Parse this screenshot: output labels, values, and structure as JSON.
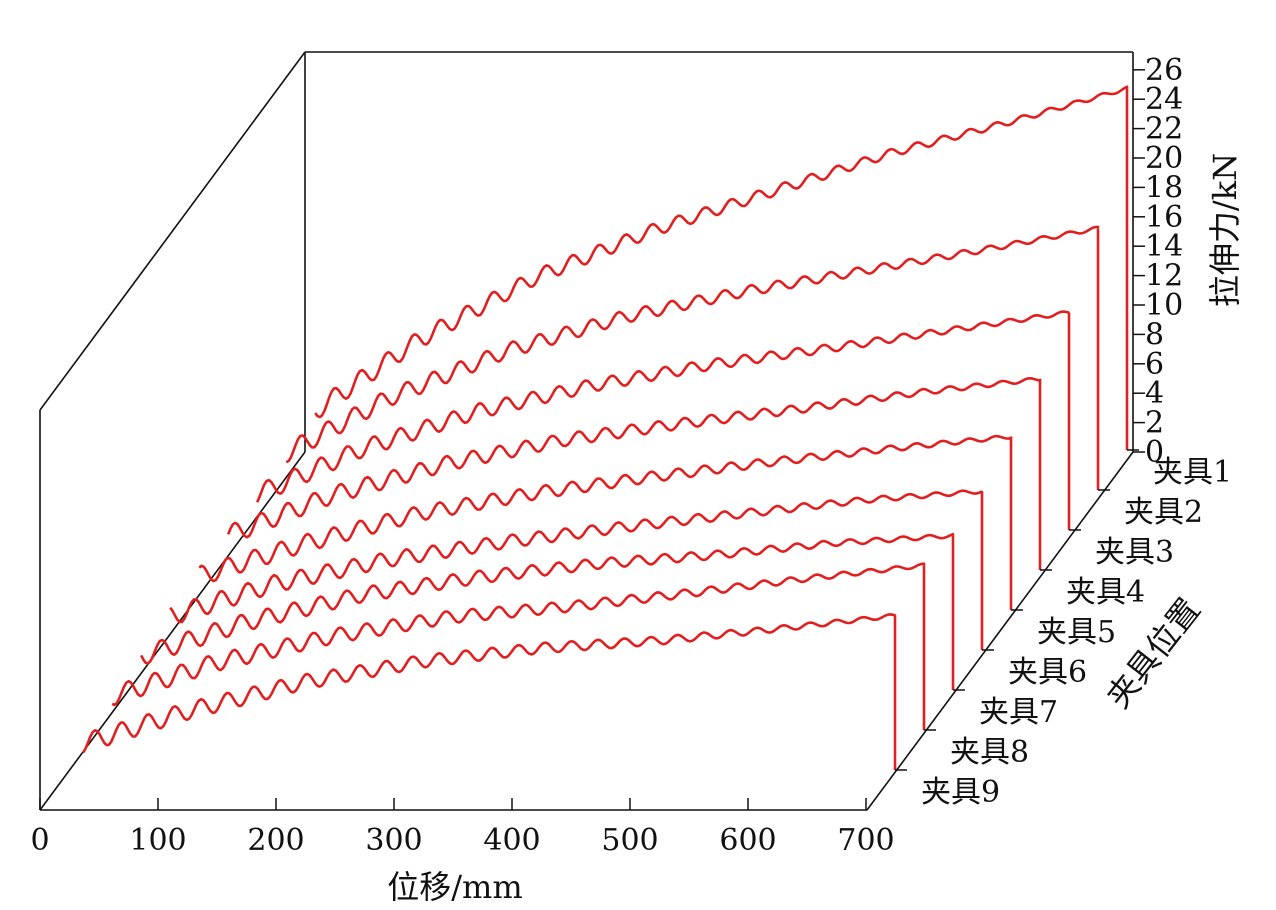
{
  "chart_data": {
    "type": "line",
    "projection": "3d-waterfall",
    "xlabel": "位移/mm",
    "zlabel": "拉伸力/kN",
    "ylabel": "夹具位置",
    "xlim": [
      0,
      700
    ],
    "zlim": [
      0,
      26
    ],
    "x_ticks": [
      "0",
      "100",
      "200",
      "300",
      "400",
      "500",
      "600",
      "700"
    ],
    "z_ticks": [
      "0",
      "2",
      "4",
      "6",
      "8",
      "10",
      "12",
      "14",
      "16",
      "18",
      "20",
      "22",
      "24",
      "26"
    ],
    "x": [
      0,
      100,
      200,
      300,
      400,
      500,
      600,
      700
    ],
    "series": [
      {
        "name": "夹具1",
        "values": [
          2.0,
          7.5,
          11.8,
          15.0,
          17.6,
          20.2,
          22.3,
          24.6
        ]
      },
      {
        "name": "夹具2",
        "values": [
          2.0,
          6.3,
          9.5,
          11.8,
          13.5,
          14.9,
          16.3,
          17.8
        ]
      },
      {
        "name": "夹具3",
        "values": [
          2.0,
          5.5,
          8.1,
          9.9,
          11.3,
          12.4,
          13.6,
          14.8
        ]
      },
      {
        "name": "夹具4",
        "values": [
          2.0,
          5.1,
          7.3,
          8.9,
          10.0,
          11.0,
          12.1,
          13.0
        ]
      },
      {
        "name": "夹具5",
        "values": [
          2.0,
          4.5,
          6.6,
          8.0,
          9.1,
          10.1,
          11.0,
          11.8
        ]
      },
      {
        "name": "夹具6",
        "values": [
          2.0,
          4.5,
          6.2,
          7.4,
          8.4,
          9.3,
          10.2,
          10.8
        ]
      },
      {
        "name": "夹具7",
        "values": [
          2.0,
          4.6,
          6.5,
          7.7,
          8.6,
          9.2,
          10.0,
          10.5
        ]
      },
      {
        "name": "夹具8",
        "values": [
          2.0,
          4.6,
          6.4,
          7.7,
          8.4,
          9.3,
          10.3,
          11.2
        ]
      },
      {
        "name": "夹具9",
        "values": [
          1.5,
          4.0,
          6.0,
          7.4,
          8.3,
          8.8,
          9.6,
          10.5
        ]
      }
    ],
    "line_color": "#e02020",
    "axis_color": "#111111",
    "grid": false,
    "legend": "series labels along depth axis"
  }
}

+===+

In the copy, include all records verbatim but no images.

FULL RESPONSE:
Parse this screenshot: output labels, values, and structure as JSON.
{
  "chart_data": {
    "type": "line",
    "projection": "3d-waterfall",
    "xlabel": "位移/mm",
    "zlabel": "拉伸力/kN",
    "ylabel": "夹具位置",
    "xlim": [
      0,
      700
    ],
    "zlim": [
      0,
      26
    ],
    "x_ticks": [
      "0",
      "100",
      "200",
      "300",
      "400",
      "500",
      "600",
      "700"
    ],
    "z_ticks": [
      "0",
      "2",
      "4",
      "6",
      "8",
      "10",
      "12",
      "14",
      "16",
      "18",
      "20",
      "22",
      "24",
      "26"
    ],
    "x": [
      0,
      100,
      200,
      300,
      400,
      500,
      600,
      700
    ],
    "series": [
      {
        "name": "夹具1",
        "values": [
          2.0,
          7.5,
          11.8,
          15.0,
          17.6,
          20.2,
          22.3,
          24.6
        ]
      },
      {
        "name": "夹具2",
        "values": [
          2.0,
          6.3,
          9.5,
          11.8,
          13.5,
          14.9,
          16.3,
          17.8
        ]
      },
      {
        "name": "夹具3",
        "values": [
          2.0,
          5.5,
          8.1,
          9.9,
          11.3,
          12.4,
          13.6,
          14.8
        ]
      },
      {
        "name": "夹具4",
        "values": [
          2.0,
          5.1,
          7.3,
          8.9,
          10.0,
          11.0,
          12.1,
          13.0
        ]
      },
      {
        "name": "夹具5",
        "values": [
          2.0,
          4.5,
          6.6,
          8.0,
          9.1,
          10.1,
          11.0,
          11.8
        ]
      },
      {
        "name": "夹具6",
        "values": [
          2.0,
          4.5,
          6.2,
          7.4,
          8.4,
          9.3,
          10.2,
          10.8
        ]
      },
      {
        "name": "夹具7",
        "values": [
          2.0,
          4.6,
          6.5,
          7.7,
          8.6,
          9.2,
          10.0,
          10.5
        ]
      },
      {
        "name": "夹具8",
        "values": [
          2.0,
          4.6,
          6.4,
          7.7,
          8.4,
          9.3,
          10.3,
          11.2
        ]
      },
      {
        "name": "夹具9",
        "values": [
          1.5,
          4.0,
          6.0,
          7.4,
          8.3,
          8.8,
          9.6,
          10.5
        ]
      }
    ],
    "line_color": "#e02020",
    "axis_color": "#111111",
    "grid": false,
    "legend": "series labels along depth axis"
  }
}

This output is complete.